Work item: Each entry is to be reproduced verbatim, and images are to be omitted.
[Data to use Boundary: Start]
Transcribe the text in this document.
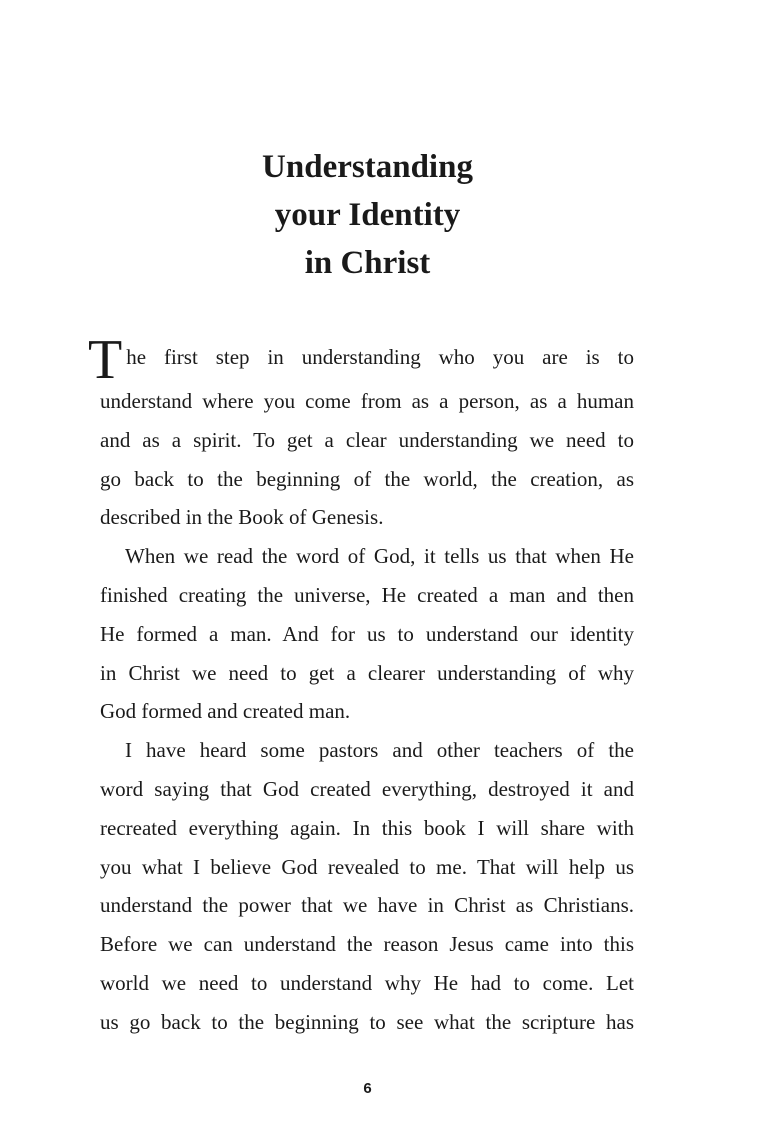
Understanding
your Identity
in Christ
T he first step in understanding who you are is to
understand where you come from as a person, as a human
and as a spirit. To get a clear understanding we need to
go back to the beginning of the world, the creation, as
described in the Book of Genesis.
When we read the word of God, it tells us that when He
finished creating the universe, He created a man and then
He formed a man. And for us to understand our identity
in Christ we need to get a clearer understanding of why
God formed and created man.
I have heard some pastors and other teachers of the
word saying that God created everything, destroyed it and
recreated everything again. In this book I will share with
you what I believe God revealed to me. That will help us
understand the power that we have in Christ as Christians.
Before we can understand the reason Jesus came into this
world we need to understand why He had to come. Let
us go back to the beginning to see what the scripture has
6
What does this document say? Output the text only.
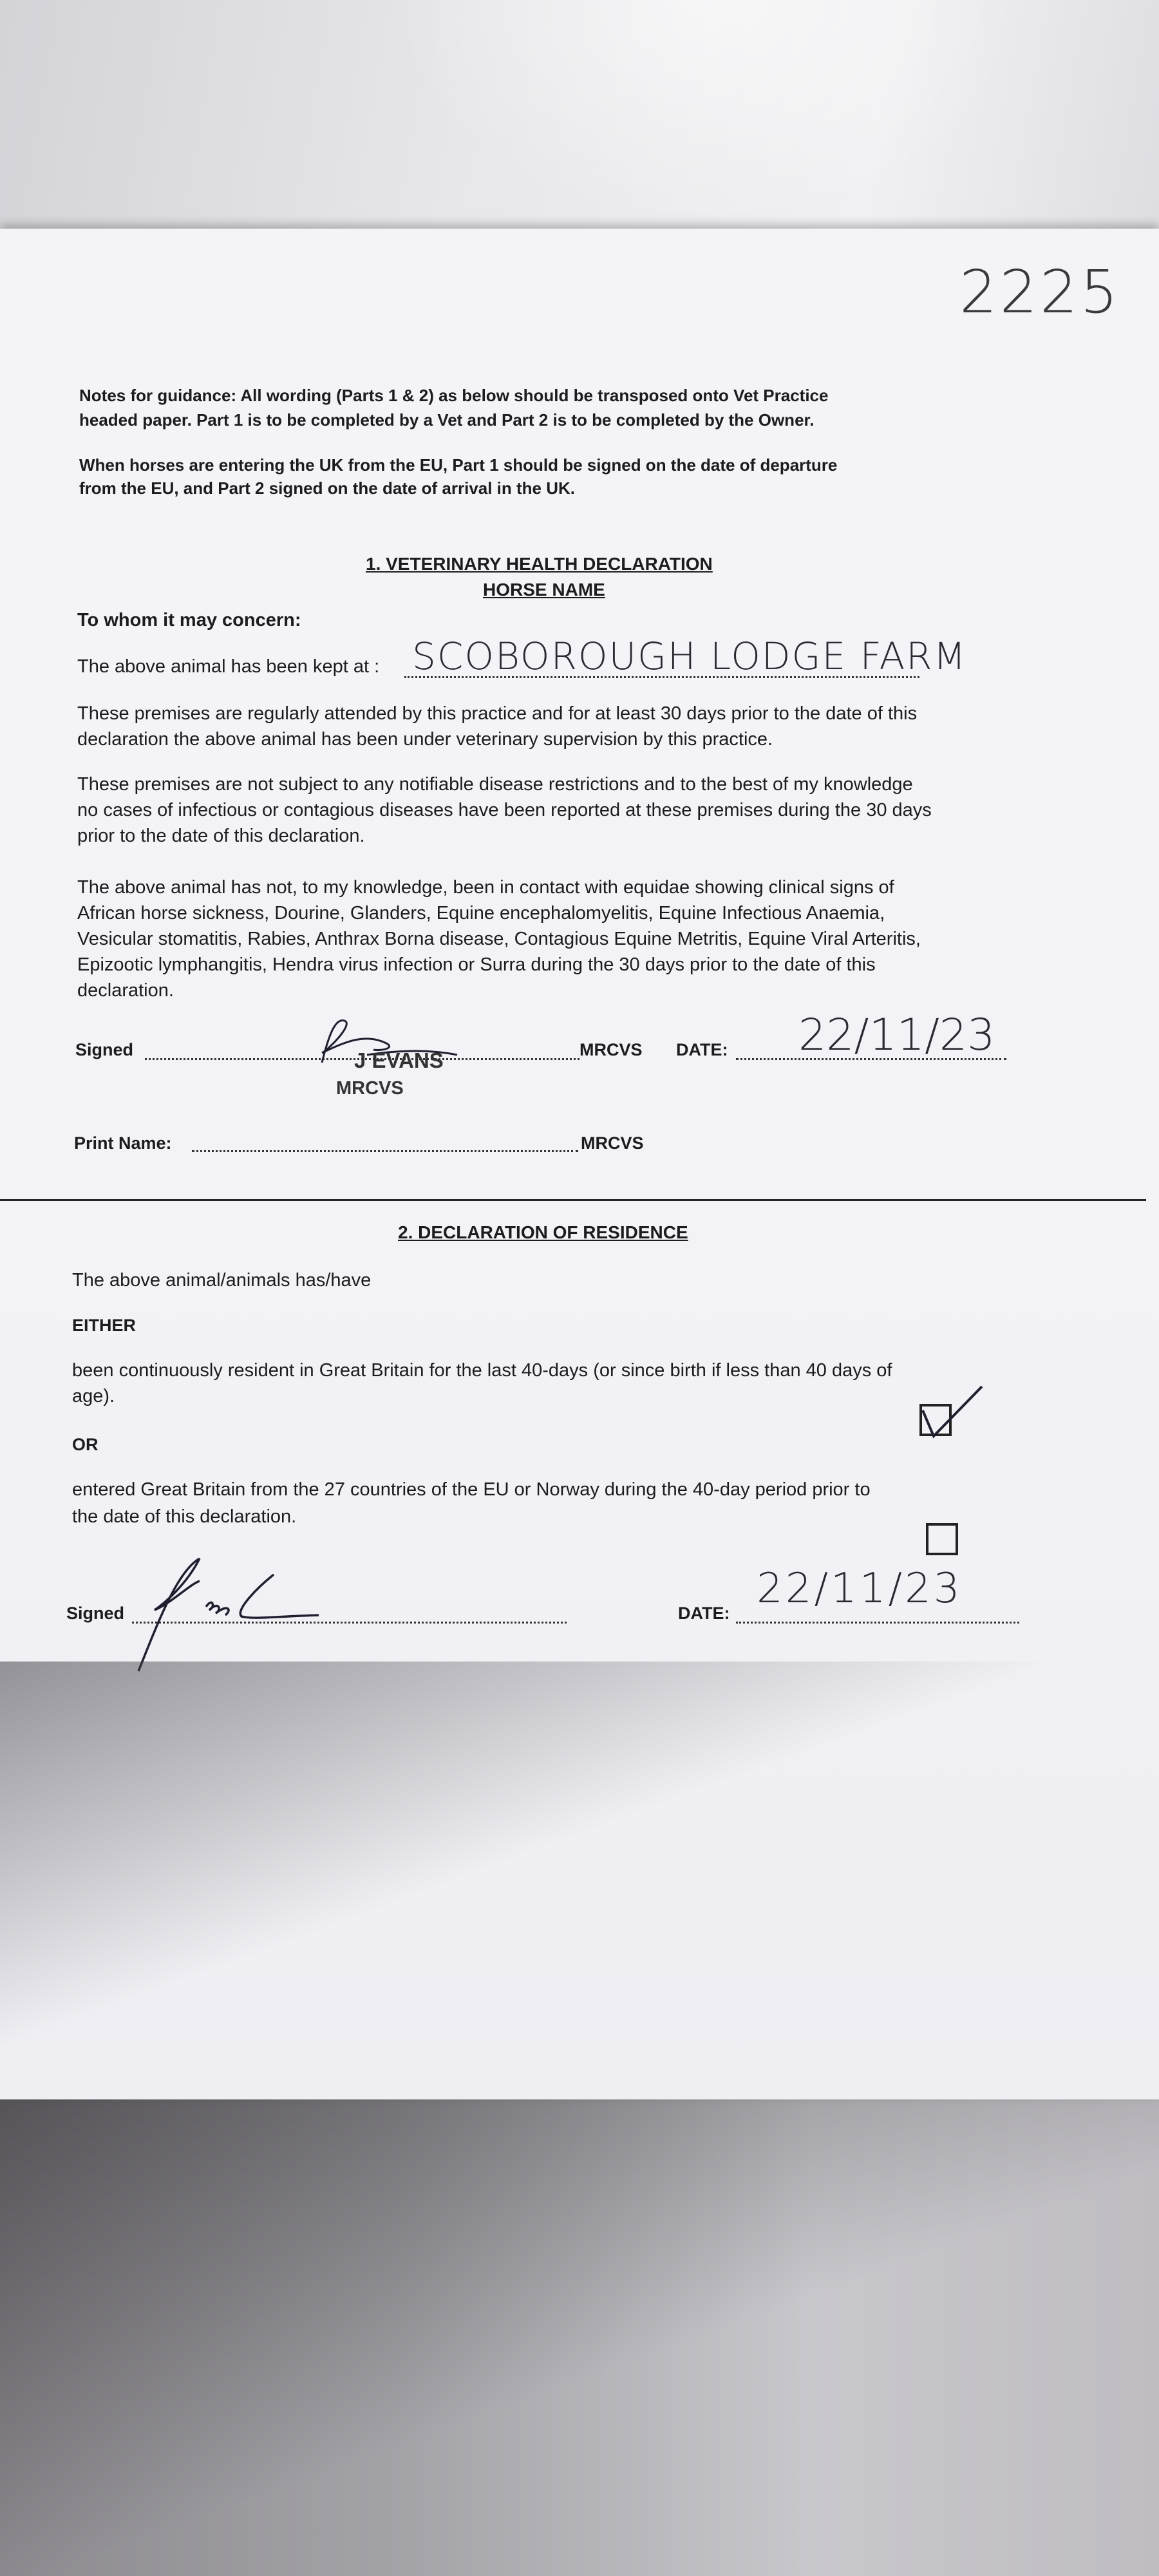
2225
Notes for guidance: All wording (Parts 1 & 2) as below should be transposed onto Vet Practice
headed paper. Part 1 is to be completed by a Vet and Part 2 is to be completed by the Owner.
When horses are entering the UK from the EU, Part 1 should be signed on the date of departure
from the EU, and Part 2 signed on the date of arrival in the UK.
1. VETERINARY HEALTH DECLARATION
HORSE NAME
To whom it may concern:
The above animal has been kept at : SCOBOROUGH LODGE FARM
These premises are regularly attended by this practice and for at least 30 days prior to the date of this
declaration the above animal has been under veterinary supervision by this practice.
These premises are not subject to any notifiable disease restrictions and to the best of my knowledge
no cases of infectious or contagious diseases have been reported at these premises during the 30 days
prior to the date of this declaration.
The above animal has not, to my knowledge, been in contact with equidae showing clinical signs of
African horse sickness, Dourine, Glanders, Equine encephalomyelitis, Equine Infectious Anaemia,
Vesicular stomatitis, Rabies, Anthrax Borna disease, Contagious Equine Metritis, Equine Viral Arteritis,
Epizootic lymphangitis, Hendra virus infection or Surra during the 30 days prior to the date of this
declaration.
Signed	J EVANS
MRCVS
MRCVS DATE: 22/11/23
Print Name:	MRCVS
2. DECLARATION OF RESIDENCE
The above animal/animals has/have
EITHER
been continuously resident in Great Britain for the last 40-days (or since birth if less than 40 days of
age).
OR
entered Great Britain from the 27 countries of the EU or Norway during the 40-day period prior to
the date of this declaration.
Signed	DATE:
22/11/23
[Data to use Boundary: End]
Exercise response:
Transcribe the text in this document.
Understanding
your Identity
in Christ
T he first step in understanding who you are is to
understand where you come from as a person, as a human
and as a spirit. To get a clear understanding we need to
go back to the beginning of the world, the creation, as
described in the Book of Genesis.
When we read the word of God, it tells us that when He
finished creating the universe, He created a man and then
He formed a man. And for us to understand our identity
in Christ we need to get a clearer understanding of why
God formed and created man.
I have heard some pastors and other teachers of the
word saying that God created everything, destroyed it and
recreated everything again. In this book I will share with
you what I believe God revealed to me. That will help us
understand the power that we have in Christ as Christians.
Before we can understand the reason Jesus came into this
world we need to understand why He had to come. Let
us go back to the beginning to see what the scripture has
6
What does this document say? Output the text only.
2225
Notes for guidance: All wording (Parts 1 & 2) as below should be transposed onto Vet Practice
headed paper. Part 1 is to be completed by a Vet and Part 2 is to be completed by the Owner.
When horses are entering the UK from the EU, Part 1 should be signed on the date of departure
from the EU, and Part 2 signed on the date of arrival in the UK.
1. VETERINARY HEALTH DECLARATION
HORSE NAME
To whom it may concern:
The above animal has been kept at : SCOBOROUGH LODGE FARM
These premises are regularly attended by this practice and for at least 30 days prior to the date of this
declaration the above animal has been under veterinary supervision by this practice.
These premises are not subject to any notifiable disease restrictions and to the best of my knowledge
no cases of infectious or contagious diseases have been reported at these premises during the 30 days
prior to the date of this declaration.
The above animal has not, to my knowledge, been in contact with equidae showing clinical signs of
African horse sickness, Dourine, Glanders, Equine encephalomyelitis, Equine Infectious Anaemia,
Vesicular stomatitis, Rabies, Anthrax Borna disease, Contagious Equine Metritis, Equine Viral Arteritis,
Epizootic lymphangitis, Hendra virus infection or Surra during the 30 days prior to the date of this
declaration.
Signed	J EVANS
MRCVS
MRCVS DATE: 22/11/23
Print Name:	MRCVS
2. DECLARATION OF RESIDENCE
The above animal/animals has/have
EITHER
been continuously resident in Great Britain for the last 40-days (or since birth if less than 40 days of
age).
OR
entered Great Britain from the 27 countries of the EU or Norway during the 40-day period prior to
the date of this declaration.
Signed	DATE:
22/11/23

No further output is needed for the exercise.